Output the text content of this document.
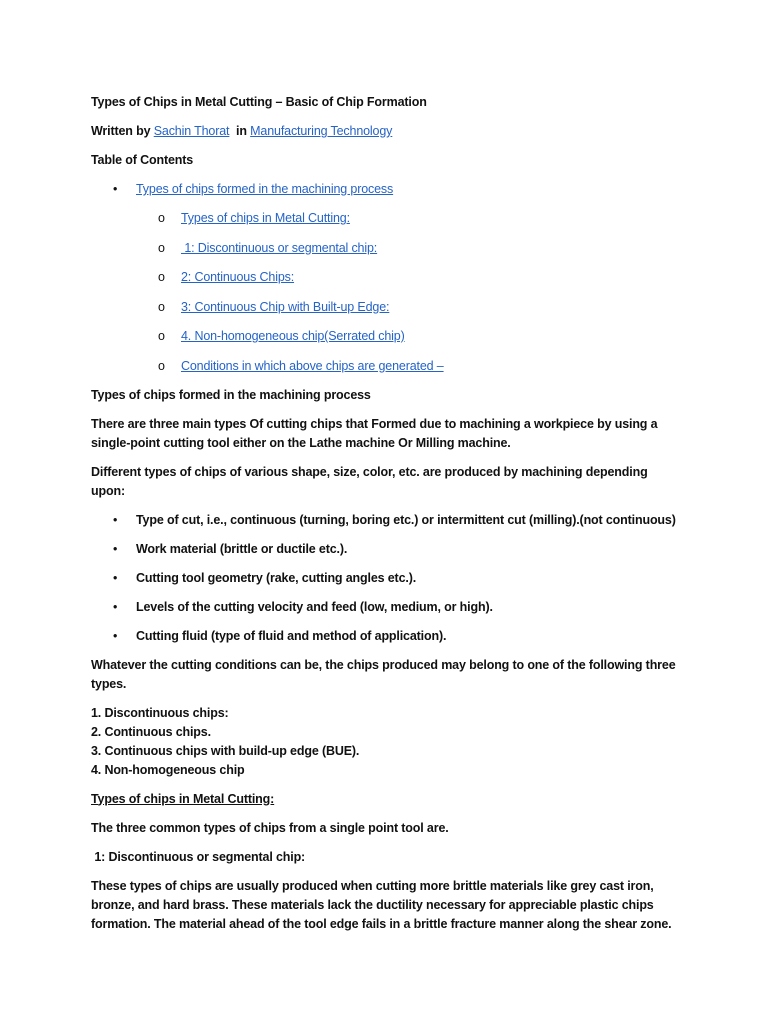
Types of Chips in Metal Cutting – Basic of Chip Formation

Written by Sachin Thorat  in Manufacturing Technology

Table of Contents

• Types of chips formed in the machining process
o Types of chips in Metal Cutting:
o 1: Discontinuous or segmental chip:
o 2: Continuous Chips:
o 3: Continuous Chip with Built-up Edge:
o 4. Non-homogeneous chip(Serrated chip)
o Conditions in which above chips are generated –

Types of chips formed in the machining process

There are three main types Of cutting chips that Formed due to machining a workpiece by using a single-point cutting tool either on the Lathe machine Or Milling machine.

Different types of chips of various shape, size, color, etc. are produced by machining depending upon:

• Type of cut, i.e., continuous (turning, boring etc.) or intermittent cut (milling).(not continuous)
• Work material (brittle or ductile etc.).
• Cutting tool geometry (rake, cutting angles etc.).
• Levels of the cutting velocity and feed (low, medium, or high).
• Cutting fluid (type of fluid and method of application).

Whatever the cutting conditions can be, the chips produced may belong to one of the following three types.

1. Discontinuous chips:
2. Continuous chips.
3. Continuous chips with build-up edge (BUE).
4. Non-homogeneous chip

Types of chips in Metal Cutting:

The three common types of chips from a single point tool are.

1: Discontinuous or segmental chip:

These types of chips are usually produced when cutting more brittle materials like grey cast iron, bronze, and hard brass. These materials lack the ductility necessary for appreciable plastic chips formation. The material ahead of the tool edge fails in a brittle fracture manner along the shear zone.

========================

▸ **TASK STATEMENT**
From the entries above, list each line with "produced" in it.

▸ **RESPONSE TO THIS TASK**
Different types of chips of various shape, size, color, etc. are produced by machining depending upon:
Whatever the cutting conditions can be, the chips produced may belong to one of the following three types.
These types of chips are usually produced when cutting more brittle materials like grey cast iron, bronze, and hard brass. These materials lack the ductility necessary for appreciable plastic chips formation. The material ahead of the tool edge fails in a brittle fracture manner along the shear zone.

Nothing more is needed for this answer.